Provide only the number of lines where "this" occurs.

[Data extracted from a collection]
■ ■ ■

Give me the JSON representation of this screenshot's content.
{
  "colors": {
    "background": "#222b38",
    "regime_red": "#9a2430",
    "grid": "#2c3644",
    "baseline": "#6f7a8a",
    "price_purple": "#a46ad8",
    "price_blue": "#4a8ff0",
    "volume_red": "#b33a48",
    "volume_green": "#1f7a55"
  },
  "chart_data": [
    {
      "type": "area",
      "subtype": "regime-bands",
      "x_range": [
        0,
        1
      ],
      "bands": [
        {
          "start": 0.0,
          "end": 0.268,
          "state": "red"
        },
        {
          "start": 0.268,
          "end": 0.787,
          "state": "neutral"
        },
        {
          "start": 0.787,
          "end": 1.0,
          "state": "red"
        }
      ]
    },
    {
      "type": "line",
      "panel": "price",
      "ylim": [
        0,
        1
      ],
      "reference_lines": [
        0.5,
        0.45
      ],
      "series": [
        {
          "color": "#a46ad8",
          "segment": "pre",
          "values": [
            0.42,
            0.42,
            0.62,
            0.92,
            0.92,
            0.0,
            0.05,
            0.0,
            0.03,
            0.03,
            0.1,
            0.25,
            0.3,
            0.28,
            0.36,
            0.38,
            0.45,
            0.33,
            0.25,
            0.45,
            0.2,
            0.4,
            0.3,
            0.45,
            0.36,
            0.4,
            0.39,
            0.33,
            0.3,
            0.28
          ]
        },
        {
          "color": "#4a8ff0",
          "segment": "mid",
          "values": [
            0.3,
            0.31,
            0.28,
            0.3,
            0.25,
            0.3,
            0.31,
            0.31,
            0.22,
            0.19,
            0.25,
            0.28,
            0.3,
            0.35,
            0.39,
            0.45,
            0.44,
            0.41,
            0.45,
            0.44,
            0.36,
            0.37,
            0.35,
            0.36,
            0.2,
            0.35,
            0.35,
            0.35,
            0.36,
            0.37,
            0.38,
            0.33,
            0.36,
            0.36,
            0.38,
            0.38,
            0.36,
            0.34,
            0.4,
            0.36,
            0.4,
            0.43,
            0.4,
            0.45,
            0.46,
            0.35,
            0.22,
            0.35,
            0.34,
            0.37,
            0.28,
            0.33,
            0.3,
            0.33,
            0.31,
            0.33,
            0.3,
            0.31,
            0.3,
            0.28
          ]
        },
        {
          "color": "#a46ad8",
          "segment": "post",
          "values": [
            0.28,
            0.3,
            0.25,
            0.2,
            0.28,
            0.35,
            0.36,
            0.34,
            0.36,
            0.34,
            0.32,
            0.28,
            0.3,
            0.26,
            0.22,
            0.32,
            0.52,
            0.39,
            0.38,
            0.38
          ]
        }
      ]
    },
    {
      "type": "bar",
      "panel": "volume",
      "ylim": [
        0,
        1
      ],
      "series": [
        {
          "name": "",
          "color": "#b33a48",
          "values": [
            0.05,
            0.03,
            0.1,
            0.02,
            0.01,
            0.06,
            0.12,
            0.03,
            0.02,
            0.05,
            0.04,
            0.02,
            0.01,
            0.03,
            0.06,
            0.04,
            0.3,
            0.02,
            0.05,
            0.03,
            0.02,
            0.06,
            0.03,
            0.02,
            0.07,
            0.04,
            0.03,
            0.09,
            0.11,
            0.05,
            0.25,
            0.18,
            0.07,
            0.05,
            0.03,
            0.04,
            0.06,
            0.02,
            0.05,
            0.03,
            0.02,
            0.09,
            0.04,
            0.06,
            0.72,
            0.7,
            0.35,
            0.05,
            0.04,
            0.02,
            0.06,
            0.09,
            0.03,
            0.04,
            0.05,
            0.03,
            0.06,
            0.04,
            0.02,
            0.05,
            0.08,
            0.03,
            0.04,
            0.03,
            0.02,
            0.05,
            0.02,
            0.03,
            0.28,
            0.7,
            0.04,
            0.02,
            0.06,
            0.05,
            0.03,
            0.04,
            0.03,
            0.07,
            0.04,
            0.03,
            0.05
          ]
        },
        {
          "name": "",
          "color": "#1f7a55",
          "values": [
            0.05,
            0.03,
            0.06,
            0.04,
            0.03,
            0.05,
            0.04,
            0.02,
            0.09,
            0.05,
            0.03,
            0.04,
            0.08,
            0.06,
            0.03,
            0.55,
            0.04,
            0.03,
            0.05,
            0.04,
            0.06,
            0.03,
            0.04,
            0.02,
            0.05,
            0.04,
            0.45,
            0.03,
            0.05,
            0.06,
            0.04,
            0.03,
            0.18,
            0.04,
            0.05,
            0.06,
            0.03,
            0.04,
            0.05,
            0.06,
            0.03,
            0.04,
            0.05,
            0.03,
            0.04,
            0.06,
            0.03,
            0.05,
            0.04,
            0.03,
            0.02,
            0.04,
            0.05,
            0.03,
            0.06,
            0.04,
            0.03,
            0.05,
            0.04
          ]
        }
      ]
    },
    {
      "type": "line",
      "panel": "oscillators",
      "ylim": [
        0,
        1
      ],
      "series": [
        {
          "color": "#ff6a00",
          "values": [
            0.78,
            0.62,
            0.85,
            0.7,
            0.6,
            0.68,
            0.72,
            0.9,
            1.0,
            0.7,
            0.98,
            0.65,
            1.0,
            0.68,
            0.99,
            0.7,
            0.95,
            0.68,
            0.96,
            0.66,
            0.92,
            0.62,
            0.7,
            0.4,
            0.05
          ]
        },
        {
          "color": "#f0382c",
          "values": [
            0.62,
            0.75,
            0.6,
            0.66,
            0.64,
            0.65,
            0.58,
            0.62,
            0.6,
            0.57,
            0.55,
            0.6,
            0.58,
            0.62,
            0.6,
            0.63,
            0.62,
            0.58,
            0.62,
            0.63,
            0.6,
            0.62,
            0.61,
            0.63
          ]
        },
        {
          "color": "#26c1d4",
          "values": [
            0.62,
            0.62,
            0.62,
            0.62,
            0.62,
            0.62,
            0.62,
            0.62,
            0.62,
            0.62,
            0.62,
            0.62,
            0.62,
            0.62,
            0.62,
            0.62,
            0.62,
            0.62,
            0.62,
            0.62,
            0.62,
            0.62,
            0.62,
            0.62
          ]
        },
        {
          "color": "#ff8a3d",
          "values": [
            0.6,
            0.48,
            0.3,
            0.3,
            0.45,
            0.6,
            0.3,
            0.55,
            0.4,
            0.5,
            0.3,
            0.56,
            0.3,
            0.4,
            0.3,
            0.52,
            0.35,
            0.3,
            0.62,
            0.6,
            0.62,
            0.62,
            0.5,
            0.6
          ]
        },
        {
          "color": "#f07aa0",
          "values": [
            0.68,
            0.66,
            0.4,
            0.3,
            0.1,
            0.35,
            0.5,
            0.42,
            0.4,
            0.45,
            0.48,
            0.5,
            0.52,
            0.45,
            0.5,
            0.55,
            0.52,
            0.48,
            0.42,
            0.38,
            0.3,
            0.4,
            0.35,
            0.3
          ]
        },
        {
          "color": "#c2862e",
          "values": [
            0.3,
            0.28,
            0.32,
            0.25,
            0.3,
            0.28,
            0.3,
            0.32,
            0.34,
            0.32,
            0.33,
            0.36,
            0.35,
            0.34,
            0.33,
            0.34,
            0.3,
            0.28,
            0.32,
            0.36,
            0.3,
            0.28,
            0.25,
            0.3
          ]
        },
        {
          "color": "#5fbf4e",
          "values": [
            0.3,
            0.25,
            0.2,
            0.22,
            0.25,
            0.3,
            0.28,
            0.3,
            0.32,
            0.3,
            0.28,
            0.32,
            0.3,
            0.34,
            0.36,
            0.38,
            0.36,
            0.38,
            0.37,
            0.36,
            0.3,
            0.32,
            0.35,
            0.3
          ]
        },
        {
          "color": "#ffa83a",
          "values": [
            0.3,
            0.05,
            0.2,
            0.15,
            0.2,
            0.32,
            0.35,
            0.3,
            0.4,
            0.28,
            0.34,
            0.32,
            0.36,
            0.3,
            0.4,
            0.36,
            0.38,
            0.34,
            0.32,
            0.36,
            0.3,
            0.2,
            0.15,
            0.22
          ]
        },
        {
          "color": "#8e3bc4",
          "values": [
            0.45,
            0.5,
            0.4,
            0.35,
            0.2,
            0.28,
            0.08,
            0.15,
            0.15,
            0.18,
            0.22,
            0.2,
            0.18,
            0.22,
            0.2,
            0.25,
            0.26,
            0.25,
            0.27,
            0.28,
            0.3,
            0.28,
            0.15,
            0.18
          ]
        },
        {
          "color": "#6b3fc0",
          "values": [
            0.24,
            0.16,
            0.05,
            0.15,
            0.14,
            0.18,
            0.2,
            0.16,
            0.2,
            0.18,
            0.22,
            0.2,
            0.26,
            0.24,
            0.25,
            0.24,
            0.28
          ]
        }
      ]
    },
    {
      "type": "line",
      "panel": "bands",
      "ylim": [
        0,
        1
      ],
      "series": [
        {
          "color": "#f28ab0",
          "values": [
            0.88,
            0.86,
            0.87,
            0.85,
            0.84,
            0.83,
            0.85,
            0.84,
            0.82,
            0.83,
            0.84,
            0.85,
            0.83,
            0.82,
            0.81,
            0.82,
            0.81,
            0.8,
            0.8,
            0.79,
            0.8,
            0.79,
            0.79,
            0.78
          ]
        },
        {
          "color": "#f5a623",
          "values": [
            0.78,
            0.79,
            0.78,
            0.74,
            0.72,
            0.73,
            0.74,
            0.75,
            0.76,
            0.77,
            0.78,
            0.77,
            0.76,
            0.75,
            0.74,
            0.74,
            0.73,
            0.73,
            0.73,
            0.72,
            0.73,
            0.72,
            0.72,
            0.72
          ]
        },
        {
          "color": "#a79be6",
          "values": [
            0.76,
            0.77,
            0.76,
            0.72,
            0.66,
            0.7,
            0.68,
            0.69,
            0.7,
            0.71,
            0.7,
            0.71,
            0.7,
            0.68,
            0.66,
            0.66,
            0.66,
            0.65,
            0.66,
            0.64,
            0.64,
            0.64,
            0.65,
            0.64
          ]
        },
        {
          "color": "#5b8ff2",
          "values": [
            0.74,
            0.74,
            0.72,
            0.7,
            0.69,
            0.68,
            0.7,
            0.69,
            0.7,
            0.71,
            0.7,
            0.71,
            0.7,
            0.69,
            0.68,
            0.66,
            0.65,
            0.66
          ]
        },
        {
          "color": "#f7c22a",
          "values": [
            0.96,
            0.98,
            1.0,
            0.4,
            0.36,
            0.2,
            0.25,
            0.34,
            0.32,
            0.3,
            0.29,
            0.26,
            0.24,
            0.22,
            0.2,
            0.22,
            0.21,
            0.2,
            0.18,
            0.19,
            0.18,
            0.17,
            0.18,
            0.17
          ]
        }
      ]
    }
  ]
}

■ ■ ■

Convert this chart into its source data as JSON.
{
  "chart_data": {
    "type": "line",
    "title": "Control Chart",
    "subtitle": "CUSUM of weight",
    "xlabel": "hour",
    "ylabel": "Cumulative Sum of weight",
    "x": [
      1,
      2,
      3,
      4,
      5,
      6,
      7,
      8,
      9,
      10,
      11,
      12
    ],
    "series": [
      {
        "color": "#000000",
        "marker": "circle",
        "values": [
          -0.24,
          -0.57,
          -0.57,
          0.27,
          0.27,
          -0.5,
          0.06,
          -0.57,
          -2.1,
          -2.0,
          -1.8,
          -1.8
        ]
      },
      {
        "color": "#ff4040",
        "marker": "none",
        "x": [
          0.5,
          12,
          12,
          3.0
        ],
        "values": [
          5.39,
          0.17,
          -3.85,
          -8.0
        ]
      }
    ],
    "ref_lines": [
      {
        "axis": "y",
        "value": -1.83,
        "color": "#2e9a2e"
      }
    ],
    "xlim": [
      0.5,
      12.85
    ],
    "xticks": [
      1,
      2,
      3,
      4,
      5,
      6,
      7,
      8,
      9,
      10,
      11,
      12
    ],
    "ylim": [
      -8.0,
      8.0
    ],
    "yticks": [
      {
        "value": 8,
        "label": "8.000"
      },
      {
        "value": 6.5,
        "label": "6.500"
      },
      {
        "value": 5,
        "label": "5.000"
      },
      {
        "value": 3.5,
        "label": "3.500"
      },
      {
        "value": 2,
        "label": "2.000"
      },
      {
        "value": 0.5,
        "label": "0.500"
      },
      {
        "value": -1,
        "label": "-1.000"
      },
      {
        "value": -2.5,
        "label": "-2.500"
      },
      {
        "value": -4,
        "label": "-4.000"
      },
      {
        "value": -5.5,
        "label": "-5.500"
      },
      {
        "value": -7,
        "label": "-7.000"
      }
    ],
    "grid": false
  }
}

■ ■ ■

* Answer to the task
2